Check every line below for the word "screenshot" and copy each one that has it.

● GIVEN RECORDS:
========================
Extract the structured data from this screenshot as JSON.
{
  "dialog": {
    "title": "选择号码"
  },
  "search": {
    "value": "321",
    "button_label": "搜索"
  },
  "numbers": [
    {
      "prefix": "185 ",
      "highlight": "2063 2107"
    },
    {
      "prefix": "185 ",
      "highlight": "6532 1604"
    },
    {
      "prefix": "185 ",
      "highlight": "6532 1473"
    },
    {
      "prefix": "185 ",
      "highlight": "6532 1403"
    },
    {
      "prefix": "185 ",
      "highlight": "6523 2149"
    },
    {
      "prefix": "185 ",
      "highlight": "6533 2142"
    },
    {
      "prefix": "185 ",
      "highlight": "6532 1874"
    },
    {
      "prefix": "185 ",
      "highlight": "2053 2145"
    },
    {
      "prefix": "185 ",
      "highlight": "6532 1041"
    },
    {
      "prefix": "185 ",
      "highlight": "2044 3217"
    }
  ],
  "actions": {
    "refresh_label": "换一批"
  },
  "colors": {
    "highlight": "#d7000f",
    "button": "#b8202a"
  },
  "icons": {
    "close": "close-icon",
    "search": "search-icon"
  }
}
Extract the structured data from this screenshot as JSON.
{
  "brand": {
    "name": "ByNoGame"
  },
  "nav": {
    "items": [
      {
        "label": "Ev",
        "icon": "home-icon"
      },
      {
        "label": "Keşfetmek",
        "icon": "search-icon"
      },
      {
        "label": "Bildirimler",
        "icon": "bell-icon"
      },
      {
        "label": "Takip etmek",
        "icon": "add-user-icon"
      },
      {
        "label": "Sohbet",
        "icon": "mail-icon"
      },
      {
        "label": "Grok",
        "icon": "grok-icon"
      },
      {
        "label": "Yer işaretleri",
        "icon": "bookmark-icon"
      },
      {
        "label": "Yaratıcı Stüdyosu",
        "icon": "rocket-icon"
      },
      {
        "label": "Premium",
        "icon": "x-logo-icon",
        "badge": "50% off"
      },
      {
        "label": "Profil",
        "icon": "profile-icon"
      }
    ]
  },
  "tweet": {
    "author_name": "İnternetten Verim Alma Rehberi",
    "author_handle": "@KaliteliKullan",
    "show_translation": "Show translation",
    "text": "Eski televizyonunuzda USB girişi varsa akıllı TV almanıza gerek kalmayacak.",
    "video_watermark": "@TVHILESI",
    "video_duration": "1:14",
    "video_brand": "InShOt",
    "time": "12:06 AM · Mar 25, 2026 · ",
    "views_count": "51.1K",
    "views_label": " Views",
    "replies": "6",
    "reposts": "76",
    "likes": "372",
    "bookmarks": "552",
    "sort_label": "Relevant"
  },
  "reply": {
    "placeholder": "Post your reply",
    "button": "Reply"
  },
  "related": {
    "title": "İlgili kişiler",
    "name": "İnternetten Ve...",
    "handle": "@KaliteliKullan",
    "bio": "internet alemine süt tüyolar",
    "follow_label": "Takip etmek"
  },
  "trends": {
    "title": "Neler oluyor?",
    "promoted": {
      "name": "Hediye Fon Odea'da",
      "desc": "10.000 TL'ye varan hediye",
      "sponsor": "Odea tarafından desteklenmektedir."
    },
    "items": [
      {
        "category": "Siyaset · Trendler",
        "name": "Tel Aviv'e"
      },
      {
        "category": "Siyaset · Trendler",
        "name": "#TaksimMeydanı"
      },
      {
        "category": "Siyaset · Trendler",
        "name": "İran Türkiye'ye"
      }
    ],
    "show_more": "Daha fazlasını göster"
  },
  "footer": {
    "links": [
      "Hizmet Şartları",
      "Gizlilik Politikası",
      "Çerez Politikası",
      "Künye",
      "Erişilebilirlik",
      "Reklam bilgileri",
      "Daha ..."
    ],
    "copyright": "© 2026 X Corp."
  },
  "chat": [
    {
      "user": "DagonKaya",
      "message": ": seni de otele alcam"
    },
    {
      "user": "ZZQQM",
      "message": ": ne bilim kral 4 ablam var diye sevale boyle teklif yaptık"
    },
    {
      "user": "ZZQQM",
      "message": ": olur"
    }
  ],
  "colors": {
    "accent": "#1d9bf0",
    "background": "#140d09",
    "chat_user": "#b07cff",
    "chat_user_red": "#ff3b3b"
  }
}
========================
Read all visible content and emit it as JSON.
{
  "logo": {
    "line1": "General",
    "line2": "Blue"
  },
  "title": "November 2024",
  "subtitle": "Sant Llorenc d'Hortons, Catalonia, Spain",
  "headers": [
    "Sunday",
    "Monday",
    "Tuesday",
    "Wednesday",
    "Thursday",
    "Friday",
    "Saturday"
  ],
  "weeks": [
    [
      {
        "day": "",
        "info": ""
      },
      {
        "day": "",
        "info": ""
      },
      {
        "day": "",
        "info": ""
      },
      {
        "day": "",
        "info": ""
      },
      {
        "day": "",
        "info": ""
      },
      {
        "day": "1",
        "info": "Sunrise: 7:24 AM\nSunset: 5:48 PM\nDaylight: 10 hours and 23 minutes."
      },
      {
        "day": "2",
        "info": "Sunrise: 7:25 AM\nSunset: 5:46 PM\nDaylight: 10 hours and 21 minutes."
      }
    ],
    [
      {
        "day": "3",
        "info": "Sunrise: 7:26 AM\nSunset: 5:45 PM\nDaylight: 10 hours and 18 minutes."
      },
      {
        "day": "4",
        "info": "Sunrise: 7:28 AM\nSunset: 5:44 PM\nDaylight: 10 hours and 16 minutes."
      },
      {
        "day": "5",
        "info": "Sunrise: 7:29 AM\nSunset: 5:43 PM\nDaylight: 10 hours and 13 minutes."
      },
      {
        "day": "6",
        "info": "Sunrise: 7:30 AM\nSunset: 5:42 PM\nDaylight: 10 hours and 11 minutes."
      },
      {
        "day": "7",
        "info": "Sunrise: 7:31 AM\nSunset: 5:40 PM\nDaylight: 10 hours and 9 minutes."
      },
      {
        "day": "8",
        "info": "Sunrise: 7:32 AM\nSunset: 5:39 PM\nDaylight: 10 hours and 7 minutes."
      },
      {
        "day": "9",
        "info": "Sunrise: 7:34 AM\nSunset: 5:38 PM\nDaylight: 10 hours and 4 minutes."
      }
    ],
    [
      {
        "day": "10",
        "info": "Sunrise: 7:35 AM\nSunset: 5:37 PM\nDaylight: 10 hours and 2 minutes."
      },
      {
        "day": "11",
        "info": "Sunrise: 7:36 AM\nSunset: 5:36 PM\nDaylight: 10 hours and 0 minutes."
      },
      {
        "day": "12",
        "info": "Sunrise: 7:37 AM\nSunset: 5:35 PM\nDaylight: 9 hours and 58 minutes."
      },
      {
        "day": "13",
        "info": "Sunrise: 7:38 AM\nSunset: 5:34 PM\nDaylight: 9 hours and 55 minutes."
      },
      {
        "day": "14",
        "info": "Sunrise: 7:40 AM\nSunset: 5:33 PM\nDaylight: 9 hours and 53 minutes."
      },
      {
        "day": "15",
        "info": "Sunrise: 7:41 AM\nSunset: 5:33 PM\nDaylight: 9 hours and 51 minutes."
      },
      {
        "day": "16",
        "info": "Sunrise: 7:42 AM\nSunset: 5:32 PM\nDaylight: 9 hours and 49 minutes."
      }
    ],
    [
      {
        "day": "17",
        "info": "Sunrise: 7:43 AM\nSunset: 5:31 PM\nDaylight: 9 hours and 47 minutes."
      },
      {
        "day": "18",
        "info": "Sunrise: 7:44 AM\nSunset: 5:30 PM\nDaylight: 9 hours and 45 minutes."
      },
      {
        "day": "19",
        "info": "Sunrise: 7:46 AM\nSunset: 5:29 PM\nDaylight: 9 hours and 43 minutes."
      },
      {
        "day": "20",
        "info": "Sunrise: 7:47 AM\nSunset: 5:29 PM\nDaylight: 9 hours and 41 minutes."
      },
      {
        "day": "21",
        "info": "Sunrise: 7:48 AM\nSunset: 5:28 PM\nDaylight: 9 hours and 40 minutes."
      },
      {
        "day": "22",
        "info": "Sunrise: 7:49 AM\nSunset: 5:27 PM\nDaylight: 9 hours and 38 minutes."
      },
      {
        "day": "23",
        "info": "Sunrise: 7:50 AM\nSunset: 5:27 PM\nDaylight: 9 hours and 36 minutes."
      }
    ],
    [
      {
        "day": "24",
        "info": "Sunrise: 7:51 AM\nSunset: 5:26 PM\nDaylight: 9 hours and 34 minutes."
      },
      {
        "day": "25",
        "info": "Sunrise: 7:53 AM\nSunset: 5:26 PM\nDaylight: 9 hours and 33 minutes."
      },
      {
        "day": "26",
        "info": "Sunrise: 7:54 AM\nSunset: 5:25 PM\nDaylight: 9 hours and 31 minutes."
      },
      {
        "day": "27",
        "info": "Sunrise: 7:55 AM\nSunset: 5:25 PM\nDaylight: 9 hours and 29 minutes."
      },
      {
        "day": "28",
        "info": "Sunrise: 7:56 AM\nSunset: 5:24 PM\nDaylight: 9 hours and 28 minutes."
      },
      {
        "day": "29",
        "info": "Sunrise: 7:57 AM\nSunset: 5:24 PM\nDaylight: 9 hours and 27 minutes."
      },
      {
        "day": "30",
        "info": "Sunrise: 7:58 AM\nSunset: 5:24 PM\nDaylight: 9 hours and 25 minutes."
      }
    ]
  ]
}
========================
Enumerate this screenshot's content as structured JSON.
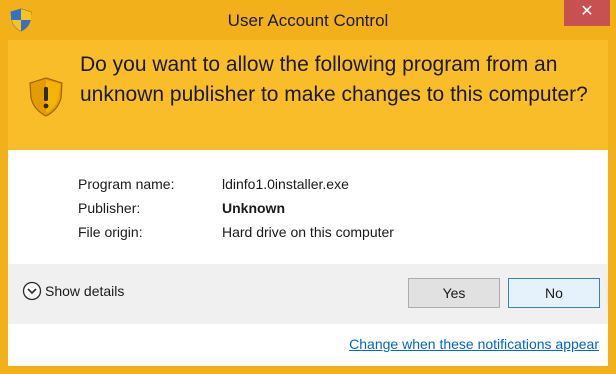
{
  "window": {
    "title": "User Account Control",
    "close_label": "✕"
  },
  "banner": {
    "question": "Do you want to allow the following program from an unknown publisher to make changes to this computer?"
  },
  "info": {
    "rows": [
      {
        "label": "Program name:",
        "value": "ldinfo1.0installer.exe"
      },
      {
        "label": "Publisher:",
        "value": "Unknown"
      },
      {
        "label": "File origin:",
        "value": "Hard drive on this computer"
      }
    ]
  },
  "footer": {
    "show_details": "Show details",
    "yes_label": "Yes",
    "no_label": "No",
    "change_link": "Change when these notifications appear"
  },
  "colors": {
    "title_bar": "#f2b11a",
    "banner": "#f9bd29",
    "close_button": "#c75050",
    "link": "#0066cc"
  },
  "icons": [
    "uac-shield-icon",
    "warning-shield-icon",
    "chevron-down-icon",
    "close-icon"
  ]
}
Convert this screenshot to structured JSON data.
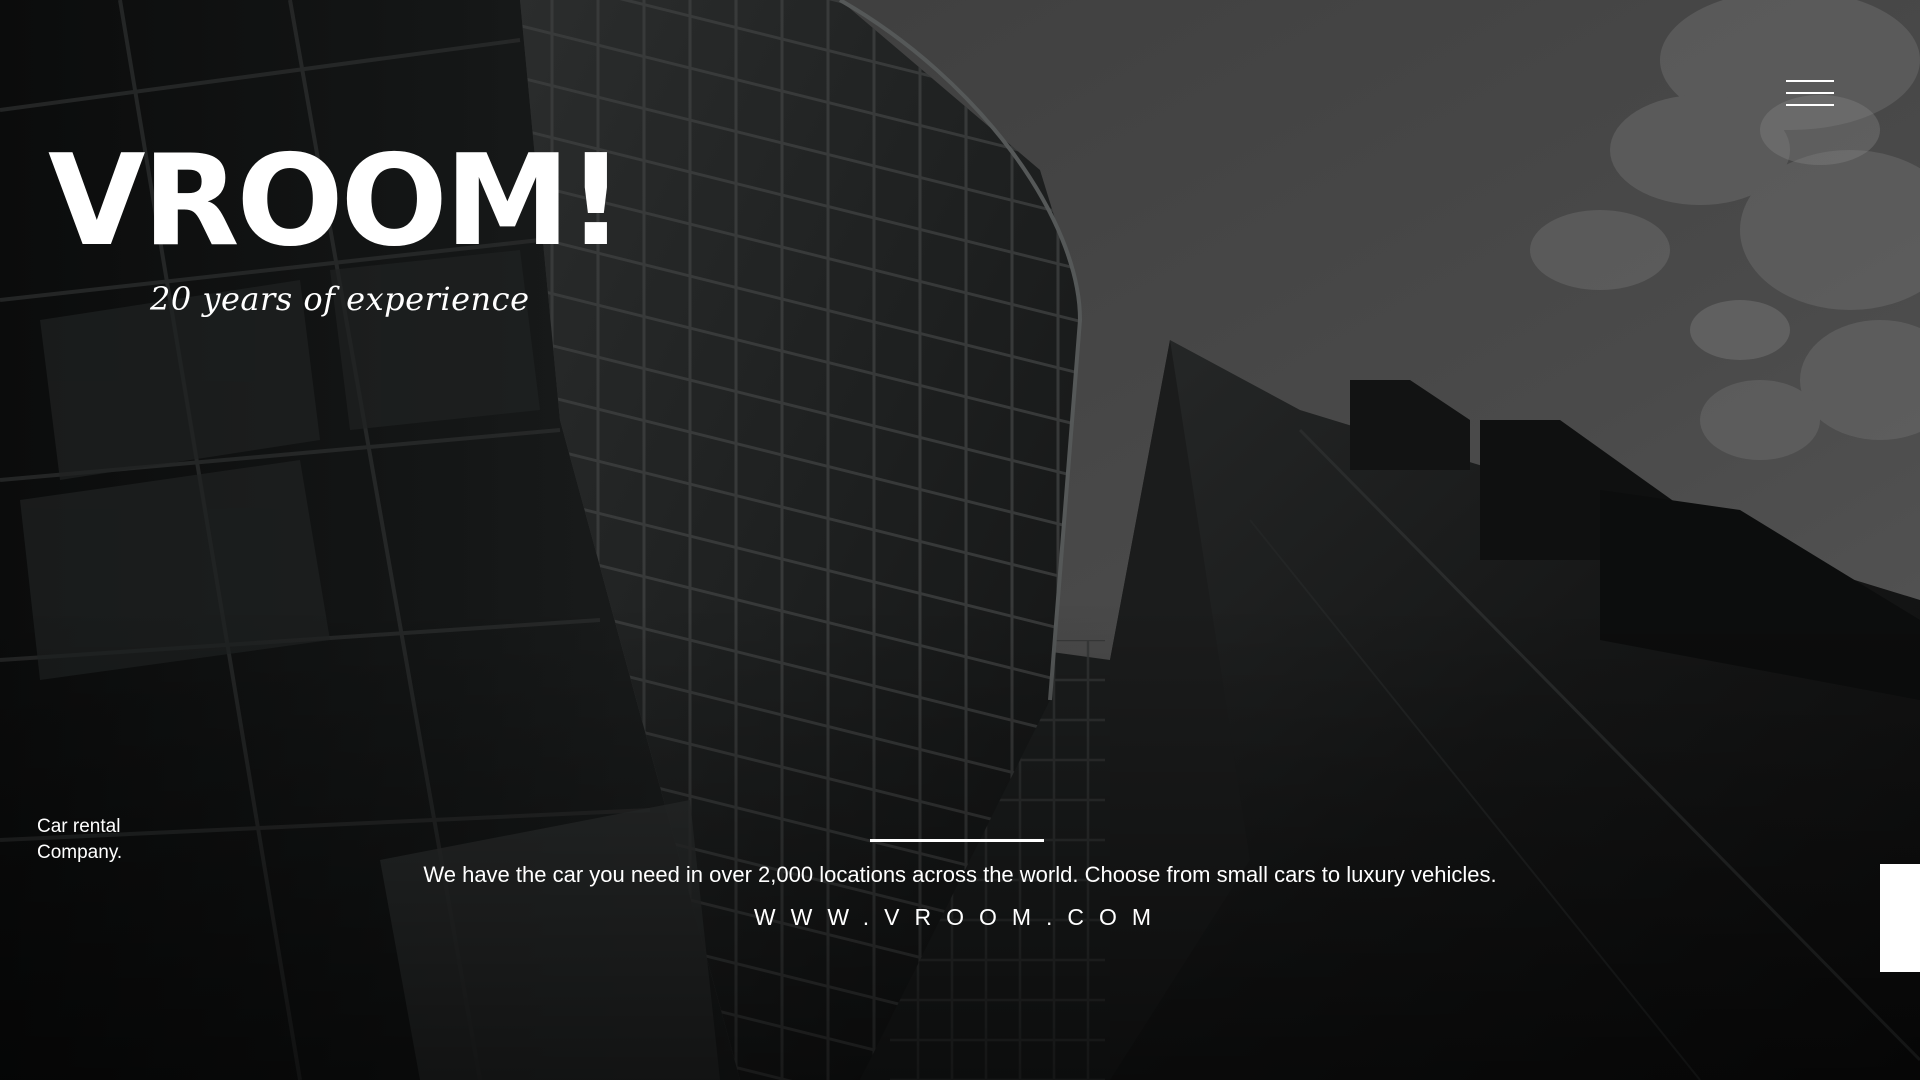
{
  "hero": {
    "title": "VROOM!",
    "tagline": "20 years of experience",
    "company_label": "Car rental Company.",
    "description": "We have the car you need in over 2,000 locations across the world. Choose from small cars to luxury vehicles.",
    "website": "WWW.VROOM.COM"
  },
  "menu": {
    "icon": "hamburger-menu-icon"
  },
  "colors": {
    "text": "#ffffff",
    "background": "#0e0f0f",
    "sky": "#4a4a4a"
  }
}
========================
● FINISHED ANSWER:
Extract the structured data from this screenshot as JSON.
Extract the structured data from this screenshot as JSON.
Enumerate this screenshot's content as structured JSON.
Convert this screenshot to structured JSON data.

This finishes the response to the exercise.